▶ _The problem_:
Reproduce the listing below word for word, with no pictures.

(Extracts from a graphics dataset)
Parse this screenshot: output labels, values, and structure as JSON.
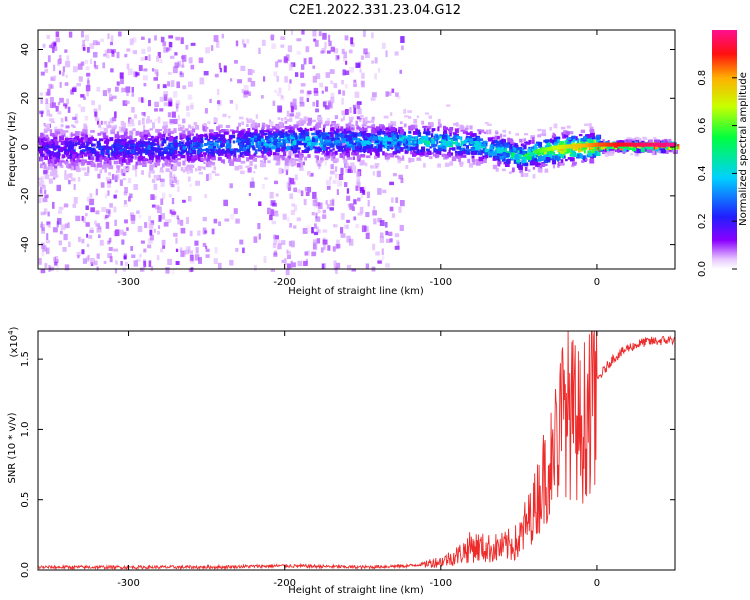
{
  "title": "C2E1.2022.331.23.04.G12",
  "chart_data": [
    {
      "type": "heatmap",
      "xlabel": "Height of straight line (km)",
      "ylabel": "Frequency (Hz)",
      "xlim": [
        -358,
        50
      ],
      "ylim": [
        -50,
        48
      ],
      "xticks": [
        -300,
        -200,
        -100,
        0
      ],
      "yticks": [
        -40,
        -20,
        0,
        20,
        40
      ],
      "colorbar": {
        "label": "Normalized spectral amplitude",
        "range": [
          0.0,
          1.0
        ],
        "ticks": [
          "0.0",
          "0.2",
          "0.4",
          "0.6",
          "0.8"
        ],
        "colormap": "rainbow (violet → red)"
      },
      "ridge": {
        "description": "Dominant frequency ridge near 0 Hz, noisy broadband scatter below -130 km",
        "x": [
          -358,
          -300,
          -250,
          -200,
          -150,
          -100,
          -75,
          -50,
          -25,
          0,
          25,
          50
        ],
        "frequency_hz": [
          0,
          0,
          1,
          3,
          3,
          3,
          1,
          -3,
          0,
          1,
          1,
          1
        ],
        "amplitude": [
          0.2,
          0.25,
          0.3,
          0.4,
          0.35,
          0.45,
          0.4,
          0.5,
          0.7,
          0.85,
          0.95,
          1.0
        ]
      }
    },
    {
      "type": "line",
      "xlabel": "Height of straight line (km)",
      "ylabel": "SNR (10 * v/v)",
      "scale_label": "(x10",
      "scale_exponent": "4",
      "scale_suffix": ")",
      "xlim": [
        -358,
        50
      ],
      "ylim": [
        0.0,
        1.7
      ],
      "xticks": [
        -300,
        -200,
        -100,
        0
      ],
      "yticks": [
        "0.0",
        "0.5",
        "1.0",
        "1.5"
      ],
      "color": "#ee2b2b",
      "series": [
        {
          "x": [
            -358,
            -300,
            -250,
            -200,
            -150,
            -120,
            -100,
            -90,
            -80,
            -70,
            -60,
            -50,
            -40,
            -30,
            -20,
            -10,
            0,
            10,
            20,
            30,
            40,
            50
          ],
          "y": [
            0.02,
            0.02,
            0.02,
            0.03,
            0.02,
            0.03,
            0.06,
            0.1,
            0.17,
            0.15,
            0.16,
            0.2,
            0.45,
            0.8,
            1.15,
            1.0,
            1.35,
            1.5,
            1.58,
            1.62,
            1.63,
            1.64
          ]
        }
      ]
    }
  ]
}
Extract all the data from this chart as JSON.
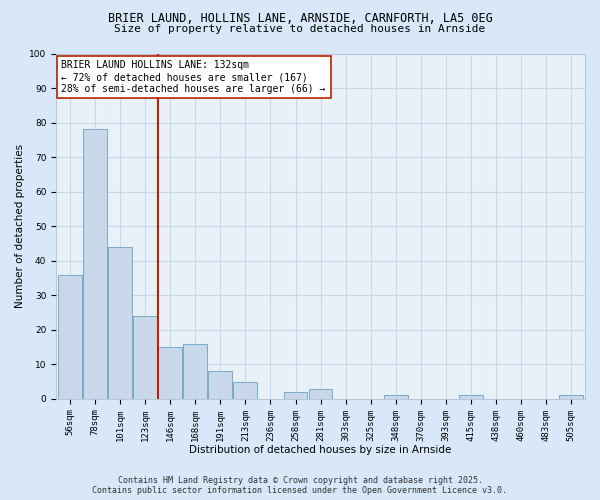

▶ _Solution for this problem_:
Parse this screenshot: output labels, values, and structure as JSON.
{
  "title": "C2E1.2022.331.23.04.G12",
  "chart_data": [
    {
      "type": "heatmap",
      "xlabel": "Height of straight line (km)",
      "ylabel": "Frequency (Hz)",
      "xlim": [
        -358,
        50
      ],
      "ylim": [
        -50,
        48
      ],
      "xticks": [
        -300,
        -200,
        -100,
        0
      ],
      "yticks": [
        -40,
        -20,
        0,
        20,
        40
      ],
      "colorbar": {
        "label": "Normalized spectral amplitude",
        "range": [
          0.0,
          1.0
        ],
        "ticks": [
          "0.0",
          "0.2",
          "0.4",
          "0.6",
          "0.8"
        ],
        "colormap": "rainbow (violet → red)"
      },
      "ridge": {
        "description": "Dominant frequency ridge near 0 Hz, noisy broadband scatter below -130 km",
        "x": [
          -358,
          -300,
          -250,
          -200,
          -150,
          -100,
          -75,
          -50,
          -25,
          0,
          25,
          50
        ],
        "frequency_hz": [
          0,
          0,
          1,
          3,
          3,
          3,
          1,
          -3,
          0,
          1,
          1,
          1
        ],
        "amplitude": [
          0.2,
          0.25,
          0.3,
          0.4,
          0.35,
          0.45,
          0.4,
          0.5,
          0.7,
          0.85,
          0.95,
          1.0
        ]
      }
    },
    {
      "type": "line",
      "xlabel": "Height of straight line (km)",
      "ylabel": "SNR (10 * v/v)",
      "scale_label": "(x10",
      "scale_exponent": "4",
      "scale_suffix": ")",
      "xlim": [
        -358,
        50
      ],
      "ylim": [
        0.0,
        1.7
      ],
      "xticks": [
        -300,
        -200,
        -100,
        0
      ],
      "yticks": [
        "0.0",
        "0.5",
        "1.0",
        "1.5"
      ],
      "color": "#ee2b2b",
      "series": [
        {
          "x": [
            -358,
            -300,
            -250,
            -200,
            -150,
            -120,
            -100,
            -90,
            -80,
            -70,
            -60,
            -50,
            -40,
            -30,
            -20,
            -10,
            0,
            10,
            20,
            30,
            40,
            50
          ],
          "y": [
            0.02,
            0.02,
            0.02,
            0.03,
            0.02,
            0.03,
            0.06,
            0.1,
            0.17,
            0.15,
            0.16,
            0.2,
            0.45,
            0.8,
            1.15,
            1.0,
            1.35,
            1.5,
            1.58,
            1.62,
            1.63,
            1.64
          ]
        }
      ]
    }
  ]
}
Extract all the data from this chart as JSON.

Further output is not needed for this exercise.